Pictures should be excluded; otherwise, copy every entry exactly.

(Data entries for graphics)
--------------------------------------------------

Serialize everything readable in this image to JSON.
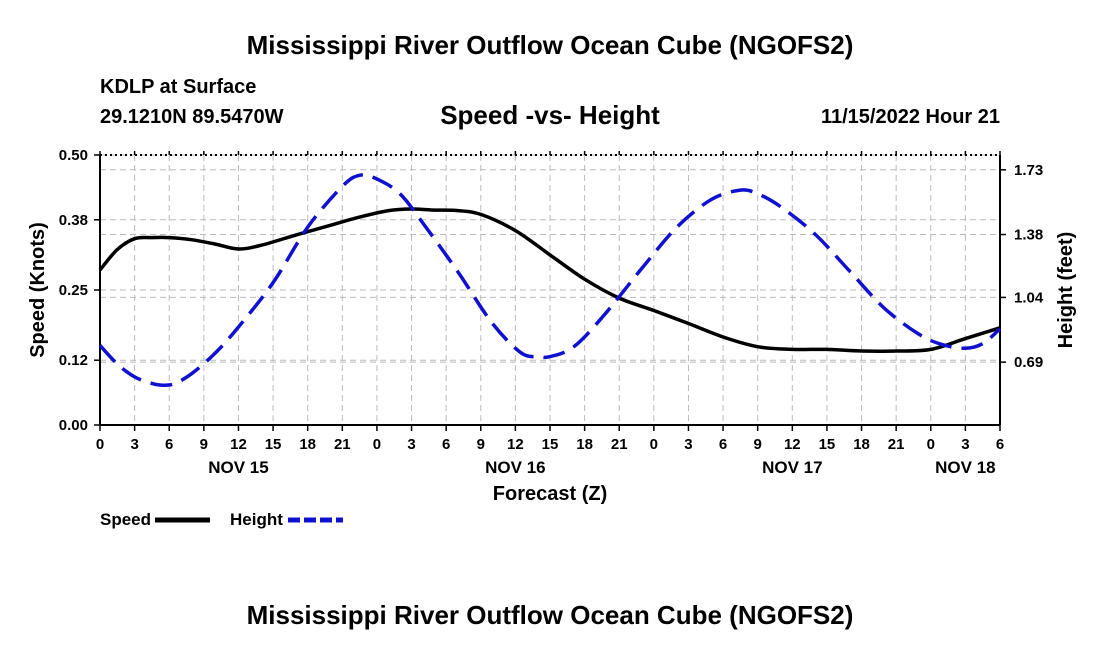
{
  "page": {
    "title_top": "Mississippi River Outflow Ocean Cube (NGOFS2)",
    "title_bottom": "Mississippi River Outflow Ocean Cube (NGOFS2)",
    "station": "KDLP at Surface",
    "coords": "29.1210N  89.5470W",
    "subtitle": "Speed -vs- Height",
    "datetime": "11/15/2022 Hour 21"
  },
  "colors": {
    "speed": "#000000",
    "height": "#1010d0",
    "grid": "#bbbbbb"
  },
  "chart_data": {
    "type": "line",
    "title": "Speed -vs- Height",
    "xlabel": "Forecast (Z)",
    "ylabel": "Speed (Knots)",
    "y2label": "Height (feet)",
    "x_unit": "hours since Nov 15 00Z",
    "xlim": [
      0,
      78
    ],
    "ylim": [
      0,
      0.5
    ],
    "y2lim": [
      0.35,
      1.81
    ],
    "x_ticks": [
      0,
      3,
      6,
      9,
      12,
      15,
      18,
      21,
      24,
      27,
      30,
      33,
      36,
      39,
      42,
      45,
      48,
      51,
      54,
      57,
      60,
      63,
      66,
      69,
      72,
      75,
      78
    ],
    "x_tick_labels": [
      "0",
      "3",
      "6",
      "9",
      "12",
      "15",
      "18",
      "21",
      "0",
      "3",
      "6",
      "9",
      "12",
      "15",
      "18",
      "21",
      "0",
      "3",
      "6",
      "9",
      "12",
      "15",
      "18",
      "21",
      "0",
      "3",
      "6"
    ],
    "date_labels": [
      {
        "x": 12,
        "label": "NOV 15"
      },
      {
        "x": 36,
        "label": "NOV 16"
      },
      {
        "x": 60,
        "label": "NOV 17"
      },
      {
        "x": 75,
        "label": "NOV 18"
      }
    ],
    "y_ticks": [
      0.0,
      0.12,
      0.25,
      0.38,
      0.5
    ],
    "y_tick_labels": [
      "0.00",
      "0.12",
      "0.25",
      "0.38",
      "0.50"
    ],
    "y2_ticks": [
      0.69,
      1.04,
      1.38,
      1.73
    ],
    "y2_tick_labels": [
      "0.69",
      "1.04",
      "1.38",
      "1.73"
    ],
    "grid": true,
    "legend": [
      {
        "name": "Speed",
        "style": "solid"
      },
      {
        "name": "Height",
        "style": "dashed"
      }
    ],
    "series": [
      {
        "name": "Speed",
        "axis": "left",
        "style": "solid",
        "x": [
          0,
          1.5,
          3,
          4.5,
          6,
          8,
          10,
          12,
          14,
          17,
          20,
          22.5,
          25,
          27,
          29,
          31,
          33,
          36,
          39,
          42,
          45,
          48,
          51,
          54,
          57,
          60,
          63,
          66,
          69,
          72,
          75,
          78
        ],
        "values": [
          0.287,
          0.325,
          0.345,
          0.347,
          0.347,
          0.343,
          0.335,
          0.326,
          0.333,
          0.352,
          0.37,
          0.385,
          0.397,
          0.4,
          0.398,
          0.397,
          0.39,
          0.36,
          0.315,
          0.27,
          0.235,
          0.212,
          0.188,
          0.163,
          0.145,
          0.14,
          0.14,
          0.137,
          0.137,
          0.14,
          0.16,
          0.18
        ]
      },
      {
        "name": "Height",
        "axis": "right",
        "style": "dashed",
        "x": [
          0,
          1.5,
          3,
          4.5,
          5.5,
          6.5,
          8,
          10,
          12,
          15,
          18,
          21,
          22.5,
          24,
          26,
          28,
          31,
          34,
          36.5,
          38,
          39,
          41,
          43.5,
          47,
          50,
          53,
          55.5,
          57,
          59,
          62,
          65,
          68,
          71,
          73,
          75,
          76.5,
          78
        ],
        "values": [
          0.78,
          0.68,
          0.61,
          0.575,
          0.565,
          0.575,
          0.63,
          0.74,
          0.88,
          1.12,
          1.42,
          1.64,
          1.7,
          1.68,
          1.6,
          1.44,
          1.18,
          0.9,
          0.74,
          0.72,
          0.72,
          0.77,
          0.93,
          1.2,
          1.42,
          1.57,
          1.62,
          1.6,
          1.53,
          1.38,
          1.18,
          0.98,
          0.84,
          0.785,
          0.765,
          0.79,
          0.87
        ]
      }
    ]
  }
}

--------------------------------------------------

COMPLETE RESPONSE:
Serialize everything readable in this image to JSON.
{
  "page": {
    "title_top": "Mississippi River Outflow Ocean Cube (NGOFS2)",
    "title_bottom": "Mississippi River Outflow Ocean Cube (NGOFS2)",
    "station": "KDLP at Surface",
    "coords": "29.1210N  89.5470W",
    "subtitle": "Speed -vs- Height",
    "datetime": "11/15/2022 Hour 21"
  },
  "colors": {
    "speed": "#000000",
    "height": "#1010d0",
    "grid": "#bbbbbb"
  },
  "chart_data": {
    "type": "line",
    "title": "Speed -vs- Height",
    "xlabel": "Forecast (Z)",
    "ylabel": "Speed (Knots)",
    "y2label": "Height (feet)",
    "x_unit": "hours since Nov 15 00Z",
    "xlim": [
      0,
      78
    ],
    "ylim": [
      0,
      0.5
    ],
    "y2lim": [
      0.35,
      1.81
    ],
    "x_ticks": [
      0,
      3,
      6,
      9,
      12,
      15,
      18,
      21,
      24,
      27,
      30,
      33,
      36,
      39,
      42,
      45,
      48,
      51,
      54,
      57,
      60,
      63,
      66,
      69,
      72,
      75,
      78
    ],
    "x_tick_labels": [
      "0",
      "3",
      "6",
      "9",
      "12",
      "15",
      "18",
      "21",
      "0",
      "3",
      "6",
      "9",
      "12",
      "15",
      "18",
      "21",
      "0",
      "3",
      "6",
      "9",
      "12",
      "15",
      "18",
      "21",
      "0",
      "3",
      "6"
    ],
    "date_labels": [
      {
        "x": 12,
        "label": "NOV 15"
      },
      {
        "x": 36,
        "label": "NOV 16"
      },
      {
        "x": 60,
        "label": "NOV 17"
      },
      {
        "x": 75,
        "label": "NOV 18"
      }
    ],
    "y_ticks": [
      0.0,
      0.12,
      0.25,
      0.38,
      0.5
    ],
    "y_tick_labels": [
      "0.00",
      "0.12",
      "0.25",
      "0.38",
      "0.50"
    ],
    "y2_ticks": [
      0.69,
      1.04,
      1.38,
      1.73
    ],
    "y2_tick_labels": [
      "0.69",
      "1.04",
      "1.38",
      "1.73"
    ],
    "grid": true,
    "legend": [
      {
        "name": "Speed",
        "style": "solid"
      },
      {
        "name": "Height",
        "style": "dashed"
      }
    ],
    "series": [
      {
        "name": "Speed",
        "axis": "left",
        "style": "solid",
        "x": [
          0,
          1.5,
          3,
          4.5,
          6,
          8,
          10,
          12,
          14,
          17,
          20,
          22.5,
          25,
          27,
          29,
          31,
          33,
          36,
          39,
          42,
          45,
          48,
          51,
          54,
          57,
          60,
          63,
          66,
          69,
          72,
          75,
          78
        ],
        "values": [
          0.287,
          0.325,
          0.345,
          0.347,
          0.347,
          0.343,
          0.335,
          0.326,
          0.333,
          0.352,
          0.37,
          0.385,
          0.397,
          0.4,
          0.398,
          0.397,
          0.39,
          0.36,
          0.315,
          0.27,
          0.235,
          0.212,
          0.188,
          0.163,
          0.145,
          0.14,
          0.14,
          0.137,
          0.137,
          0.14,
          0.16,
          0.18
        ]
      },
      {
        "name": "Height",
        "axis": "right",
        "style": "dashed",
        "x": [
          0,
          1.5,
          3,
          4.5,
          5.5,
          6.5,
          8,
          10,
          12,
          15,
          18,
          21,
          22.5,
          24,
          26,
          28,
          31,
          34,
          36.5,
          38,
          39,
          41,
          43.5,
          47,
          50,
          53,
          55.5,
          57,
          59,
          62,
          65,
          68,
          71,
          73,
          75,
          76.5,
          78
        ],
        "values": [
          0.78,
          0.68,
          0.61,
          0.575,
          0.565,
          0.575,
          0.63,
          0.74,
          0.88,
          1.12,
          1.42,
          1.64,
          1.7,
          1.68,
          1.6,
          1.44,
          1.18,
          0.9,
          0.74,
          0.72,
          0.72,
          0.77,
          0.93,
          1.2,
          1.42,
          1.57,
          1.62,
          1.6,
          1.53,
          1.38,
          1.18,
          0.98,
          0.84,
          0.785,
          0.765,
          0.79,
          0.87
        ]
      }
    ]
  }
}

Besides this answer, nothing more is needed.